(Entries with figure data)
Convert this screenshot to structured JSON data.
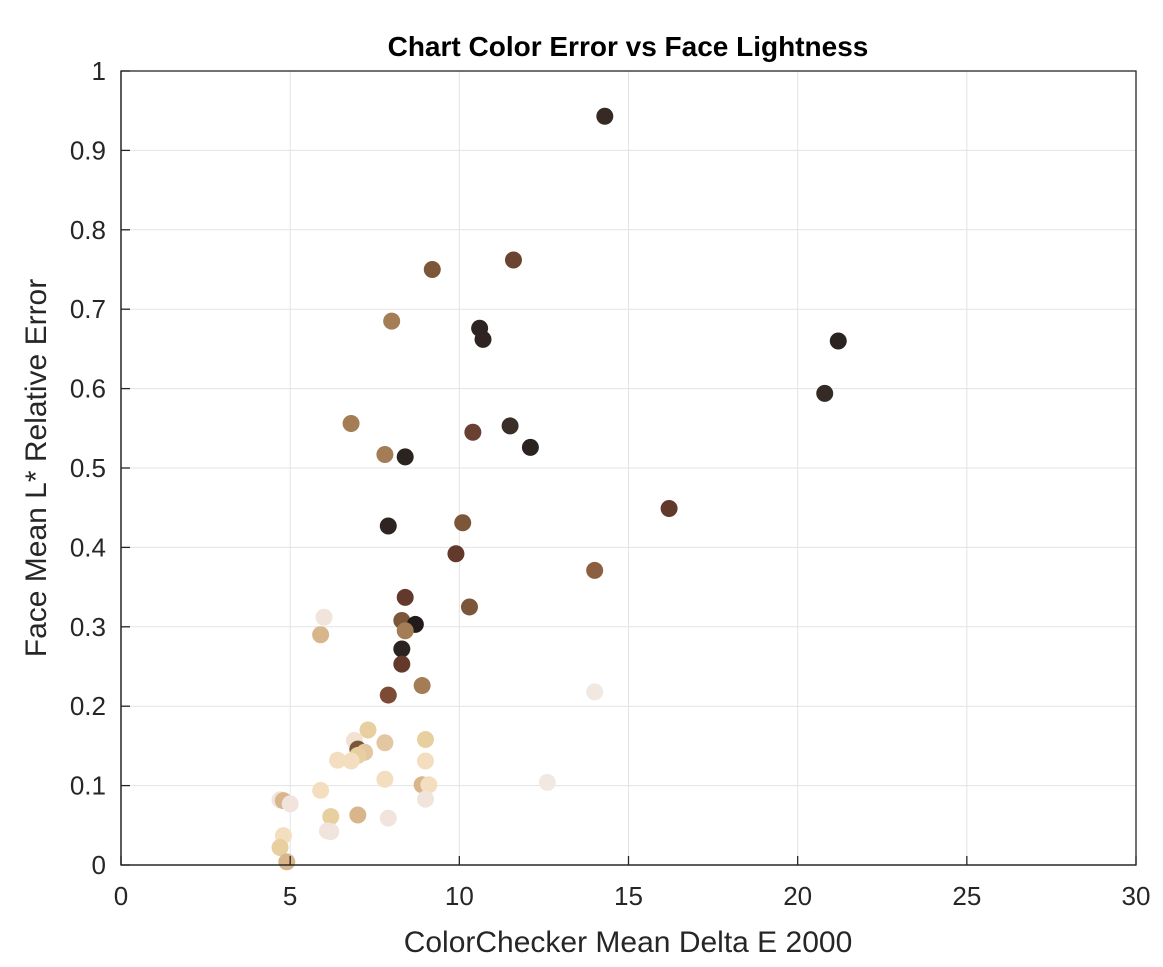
{
  "chart_data": {
    "type": "scatter",
    "title": "Chart Color Error vs Face Lightness",
    "xlabel": "ColorChecker Mean Delta E 2000",
    "ylabel": "Face Mean L* Relative Error",
    "xlim": [
      0,
      30
    ],
    "ylim": [
      0,
      1
    ],
    "x_ticks": [
      "0",
      "5",
      "10",
      "15",
      "20",
      "25",
      "30"
    ],
    "y_ticks": [
      "0",
      "0.1",
      "0.2",
      "0.3",
      "0.4",
      "0.5",
      "0.6",
      "0.7",
      "0.8",
      "0.9",
      "1"
    ],
    "grid": true,
    "points": [
      {
        "x": 14.3,
        "y": 0.943,
        "color": "#352a24"
      },
      {
        "x": 9.2,
        "y": 0.75,
        "color": "#7c5638"
      },
      {
        "x": 11.6,
        "y": 0.762,
        "color": "#6a4431"
      },
      {
        "x": 8.0,
        "y": 0.685,
        "color": "#a47c55"
      },
      {
        "x": 10.6,
        "y": 0.676,
        "color": "#2e2522"
      },
      {
        "x": 10.7,
        "y": 0.662,
        "color": "#2e2522"
      },
      {
        "x": 21.2,
        "y": 0.66,
        "color": "#2b2320"
      },
      {
        "x": 20.8,
        "y": 0.594,
        "color": "#342a26"
      },
      {
        "x": 6.8,
        "y": 0.556,
        "color": "#a47c55"
      },
      {
        "x": 11.5,
        "y": 0.553,
        "color": "#3a2e29"
      },
      {
        "x": 10.4,
        "y": 0.545,
        "color": "#6a4033"
      },
      {
        "x": 12.1,
        "y": 0.526,
        "color": "#2b2320"
      },
      {
        "x": 7.8,
        "y": 0.517,
        "color": "#a47c55"
      },
      {
        "x": 8.4,
        "y": 0.514,
        "color": "#2b2320"
      },
      {
        "x": 16.2,
        "y": 0.449,
        "color": "#63392c"
      },
      {
        "x": 10.1,
        "y": 0.431,
        "color": "#7c5638"
      },
      {
        "x": 7.9,
        "y": 0.427,
        "color": "#2e2522"
      },
      {
        "x": 9.9,
        "y": 0.392,
        "color": "#63392c"
      },
      {
        "x": 14.0,
        "y": 0.371,
        "color": "#8a6040"
      },
      {
        "x": 8.4,
        "y": 0.337,
        "color": "#63392c"
      },
      {
        "x": 10.3,
        "y": 0.325,
        "color": "#7c5638"
      },
      {
        "x": 6.0,
        "y": 0.312,
        "color": "#f0e4dc"
      },
      {
        "x": 8.3,
        "y": 0.308,
        "color": "#7c5638"
      },
      {
        "x": 8.7,
        "y": 0.303,
        "color": "#211c1a"
      },
      {
        "x": 8.4,
        "y": 0.295,
        "color": "#a47c55"
      },
      {
        "x": 5.9,
        "y": 0.29,
        "color": "#d9b58c"
      },
      {
        "x": 8.3,
        "y": 0.272,
        "color": "#2b2320"
      },
      {
        "x": 8.3,
        "y": 0.253,
        "color": "#63392c"
      },
      {
        "x": 8.9,
        "y": 0.226,
        "color": "#a47c55"
      },
      {
        "x": 14.0,
        "y": 0.218,
        "color": "#f2e8e2"
      },
      {
        "x": 7.9,
        "y": 0.214,
        "color": "#7c4a35"
      },
      {
        "x": 7.3,
        "y": 0.17,
        "color": "#e8cf9f"
      },
      {
        "x": 9.0,
        "y": 0.158,
        "color": "#e8cf9f"
      },
      {
        "x": 6.9,
        "y": 0.157,
        "color": "#f2e2d4"
      },
      {
        "x": 7.8,
        "y": 0.154,
        "color": "#e3c7a2"
      },
      {
        "x": 7.0,
        "y": 0.146,
        "color": "#7c5638"
      },
      {
        "x": 7.2,
        "y": 0.142,
        "color": "#e3c7a2"
      },
      {
        "x": 7.0,
        "y": 0.138,
        "color": "#e8cf9f"
      },
      {
        "x": 6.4,
        "y": 0.132,
        "color": "#f3dfbf"
      },
      {
        "x": 6.8,
        "y": 0.131,
        "color": "#f3dfbf"
      },
      {
        "x": 9.0,
        "y": 0.131,
        "color": "#f3dfbf"
      },
      {
        "x": 7.8,
        "y": 0.108,
        "color": "#f3dfbf"
      },
      {
        "x": 12.6,
        "y": 0.104,
        "color": "#f2e8e2"
      },
      {
        "x": 8.9,
        "y": 0.101,
        "color": "#d9b58c"
      },
      {
        "x": 9.1,
        "y": 0.101,
        "color": "#f3dfbf"
      },
      {
        "x": 5.9,
        "y": 0.094,
        "color": "#f3dfbf"
      },
      {
        "x": 9.0,
        "y": 0.083,
        "color": "#f0e4dc"
      },
      {
        "x": 4.7,
        "y": 0.082,
        "color": "#f0e4dc"
      },
      {
        "x": 4.8,
        "y": 0.081,
        "color": "#d9b58c"
      },
      {
        "x": 5.0,
        "y": 0.077,
        "color": "#f0e4dc"
      },
      {
        "x": 7.0,
        "y": 0.063,
        "color": "#d9b58c"
      },
      {
        "x": 6.2,
        "y": 0.061,
        "color": "#e8cf9f"
      },
      {
        "x": 7.9,
        "y": 0.059,
        "color": "#f0e4dc"
      },
      {
        "x": 6.1,
        "y": 0.043,
        "color": "#f0e4dc"
      },
      {
        "x": 6.2,
        "y": 0.042,
        "color": "#f0e4dc"
      },
      {
        "x": 4.8,
        "y": 0.037,
        "color": "#f3dfbf"
      },
      {
        "x": 4.7,
        "y": 0.022,
        "color": "#e8cf9f"
      },
      {
        "x": 4.9,
        "y": 0.004,
        "color": "#d9b58c"
      }
    ]
  }
}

### INSTRUCTIONS FOR THE TASK
Images must not appear in the copy; reproduce everything else in the records verbatim.

### RESULT
Convert this screenshot to structured JSON data.
{
  "chart_data": {
    "type": "scatter",
    "title": "Chart Color Error vs Face Lightness",
    "xlabel": "ColorChecker Mean Delta E 2000",
    "ylabel": "Face Mean L* Relative Error",
    "xlim": [
      0,
      30
    ],
    "ylim": [
      0,
      1
    ],
    "x_ticks": [
      "0",
      "5",
      "10",
      "15",
      "20",
      "25",
      "30"
    ],
    "y_ticks": [
      "0",
      "0.1",
      "0.2",
      "0.3",
      "0.4",
      "0.5",
      "0.6",
      "0.7",
      "0.8",
      "0.9",
      "1"
    ],
    "grid": true,
    "points": [
      {
        "x": 14.3,
        "y": 0.943,
        "color": "#352a24"
      },
      {
        "x": 9.2,
        "y": 0.75,
        "color": "#7c5638"
      },
      {
        "x": 11.6,
        "y": 0.762,
        "color": "#6a4431"
      },
      {
        "x": 8.0,
        "y": 0.685,
        "color": "#a47c55"
      },
      {
        "x": 10.6,
        "y": 0.676,
        "color": "#2e2522"
      },
      {
        "x": 10.7,
        "y": 0.662,
        "color": "#2e2522"
      },
      {
        "x": 21.2,
        "y": 0.66,
        "color": "#2b2320"
      },
      {
        "x": 20.8,
        "y": 0.594,
        "color": "#342a26"
      },
      {
        "x": 6.8,
        "y": 0.556,
        "color": "#a47c55"
      },
      {
        "x": 11.5,
        "y": 0.553,
        "color": "#3a2e29"
      },
      {
        "x": 10.4,
        "y": 0.545,
        "color": "#6a4033"
      },
      {
        "x": 12.1,
        "y": 0.526,
        "color": "#2b2320"
      },
      {
        "x": 7.8,
        "y": 0.517,
        "color": "#a47c55"
      },
      {
        "x": 8.4,
        "y": 0.514,
        "color": "#2b2320"
      },
      {
        "x": 16.2,
        "y": 0.449,
        "color": "#63392c"
      },
      {
        "x": 10.1,
        "y": 0.431,
        "color": "#7c5638"
      },
      {
        "x": 7.9,
        "y": 0.427,
        "color": "#2e2522"
      },
      {
        "x": 9.9,
        "y": 0.392,
        "color": "#63392c"
      },
      {
        "x": 14.0,
        "y": 0.371,
        "color": "#8a6040"
      },
      {
        "x": 8.4,
        "y": 0.337,
        "color": "#63392c"
      },
      {
        "x": 10.3,
        "y": 0.325,
        "color": "#7c5638"
      },
      {
        "x": 6.0,
        "y": 0.312,
        "color": "#f0e4dc"
      },
      {
        "x": 8.3,
        "y": 0.308,
        "color": "#7c5638"
      },
      {
        "x": 8.7,
        "y": 0.303,
        "color": "#211c1a"
      },
      {
        "x": 8.4,
        "y": 0.295,
        "color": "#a47c55"
      },
      {
        "x": 5.9,
        "y": 0.29,
        "color": "#d9b58c"
      },
      {
        "x": 8.3,
        "y": 0.272,
        "color": "#2b2320"
      },
      {
        "x": 8.3,
        "y": 0.253,
        "color": "#63392c"
      },
      {
        "x": 8.9,
        "y": 0.226,
        "color": "#a47c55"
      },
      {
        "x": 14.0,
        "y": 0.218,
        "color": "#f2e8e2"
      },
      {
        "x": 7.9,
        "y": 0.214,
        "color": "#7c4a35"
      },
      {
        "x": 7.3,
        "y": 0.17,
        "color": "#e8cf9f"
      },
      {
        "x": 9.0,
        "y": 0.158,
        "color": "#e8cf9f"
      },
      {
        "x": 6.9,
        "y": 0.157,
        "color": "#f2e2d4"
      },
      {
        "x": 7.8,
        "y": 0.154,
        "color": "#e3c7a2"
      },
      {
        "x": 7.0,
        "y": 0.146,
        "color": "#7c5638"
      },
      {
        "x": 7.2,
        "y": 0.142,
        "color": "#e3c7a2"
      },
      {
        "x": 7.0,
        "y": 0.138,
        "color": "#e8cf9f"
      },
      {
        "x": 6.4,
        "y": 0.132,
        "color": "#f3dfbf"
      },
      {
        "x": 6.8,
        "y": 0.131,
        "color": "#f3dfbf"
      },
      {
        "x": 9.0,
        "y": 0.131,
        "color": "#f3dfbf"
      },
      {
        "x": 7.8,
        "y": 0.108,
        "color": "#f3dfbf"
      },
      {
        "x": 12.6,
        "y": 0.104,
        "color": "#f2e8e2"
      },
      {
        "x": 8.9,
        "y": 0.101,
        "color": "#d9b58c"
      },
      {
        "x": 9.1,
        "y": 0.101,
        "color": "#f3dfbf"
      },
      {
        "x": 5.9,
        "y": 0.094,
        "color": "#f3dfbf"
      },
      {
        "x": 9.0,
        "y": 0.083,
        "color": "#f0e4dc"
      },
      {
        "x": 4.7,
        "y": 0.082,
        "color": "#f0e4dc"
      },
      {
        "x": 4.8,
        "y": 0.081,
        "color": "#d9b58c"
      },
      {
        "x": 5.0,
        "y": 0.077,
        "color": "#f0e4dc"
      },
      {
        "x": 7.0,
        "y": 0.063,
        "color": "#d9b58c"
      },
      {
        "x": 6.2,
        "y": 0.061,
        "color": "#e8cf9f"
      },
      {
        "x": 7.9,
        "y": 0.059,
        "color": "#f0e4dc"
      },
      {
        "x": 6.1,
        "y": 0.043,
        "color": "#f0e4dc"
      },
      {
        "x": 6.2,
        "y": 0.042,
        "color": "#f0e4dc"
      },
      {
        "x": 4.8,
        "y": 0.037,
        "color": "#f3dfbf"
      },
      {
        "x": 4.7,
        "y": 0.022,
        "color": "#e8cf9f"
      },
      {
        "x": 4.9,
        "y": 0.004,
        "color": "#d9b58c"
      }
    ]
  }
}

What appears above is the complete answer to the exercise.